• _Text provided_
# Tivo Desktop doesn't see DVRs after upgrade to Windows 10



## etg (Nov 3, 2015)

Running Tivo Desktop 2.8.3 (412370).
Upgraded from Win 7 to 10.
I can play my recordings but when I "pick recordings to transfer" it doesn't see either of my DVRs. I have put the media key in.

Uninstalled TiVo desktop and bonjour.
Reinstalled.
Restarted DVR.

Still doesn't find DVR.
Also tried using "Tivo Beacon" to find the DVR (even though I've always used bonjour). Didn't help


----------



## SNJpage1 (May 25, 2006)

I had to down load and re install the desk top software to get mine to work.


----------



## ggieseke (May 30, 2008)

Have you checked the scope of the firewall exceptions for Bonjour & TiVo Beacon (domain, private, public etc)? I set all of them so it doesn't matter how your network connection is categorized.

Also check the TiVo Server Properties in Desktop. It may be set to use the wrong network adapter.


----------



## Ric35759 (Feb 26, 2017)

ggieseke said:


> Have you checked the scope of the firewall exceptions for Bonjour & TiVo Beacon (domain, private, public etc)? I set all of them so it doesn't matter how your network connection is categorized.

• _Work to complete_
(1) In the TiVo Desktop thread, which version of TiVo Desktop does the first poster say they are running?
(2) Write the next part of the TiVo Desktop thread, starting after the last quoted sentence.
The records after this point have nothing to do with the TiVo Desktop thread.

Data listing
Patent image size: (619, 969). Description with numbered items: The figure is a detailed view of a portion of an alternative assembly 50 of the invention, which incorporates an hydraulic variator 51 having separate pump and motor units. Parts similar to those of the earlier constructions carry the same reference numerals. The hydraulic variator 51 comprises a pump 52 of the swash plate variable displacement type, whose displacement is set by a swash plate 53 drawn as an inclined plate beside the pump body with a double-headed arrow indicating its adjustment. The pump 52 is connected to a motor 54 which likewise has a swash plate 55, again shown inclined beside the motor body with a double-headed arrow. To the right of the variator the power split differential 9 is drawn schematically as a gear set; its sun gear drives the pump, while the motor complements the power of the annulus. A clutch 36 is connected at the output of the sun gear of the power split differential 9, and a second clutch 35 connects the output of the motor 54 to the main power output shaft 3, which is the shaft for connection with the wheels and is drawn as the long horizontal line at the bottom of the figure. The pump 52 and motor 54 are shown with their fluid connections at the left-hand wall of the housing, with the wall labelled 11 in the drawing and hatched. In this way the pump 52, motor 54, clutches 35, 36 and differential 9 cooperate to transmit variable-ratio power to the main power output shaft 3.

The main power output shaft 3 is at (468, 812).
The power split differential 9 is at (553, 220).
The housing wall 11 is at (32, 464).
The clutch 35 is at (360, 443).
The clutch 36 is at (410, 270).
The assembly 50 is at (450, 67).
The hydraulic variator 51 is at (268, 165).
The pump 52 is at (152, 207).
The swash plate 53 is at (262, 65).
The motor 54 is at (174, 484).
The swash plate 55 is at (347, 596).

• _Answer list_
(1) TiVo Desktop 2.8.3 (412370).

(2)
> 
> Also check the TiVo Server Properties in Desktop. It may be set to use the wrong network adapter.


Look under your tivo server settings config tab and you will see that the tivo server requires JAVA. It has a link you can click on to download the java you need. Install that and voila your tivo is back on line with Windows 10 recognizing your tivo!


----------



## kpeters59 (Jun 19, 2007)

Check to make sure that Windows 10 Networking 'type' is set to Home. Or maybe Work. NOT Public.

I have found an easy way to do this is to open Windows Explorer and click on Network in the Left Pane. Windows will often prompt if you want to change 'types' in order to see other devices on the network...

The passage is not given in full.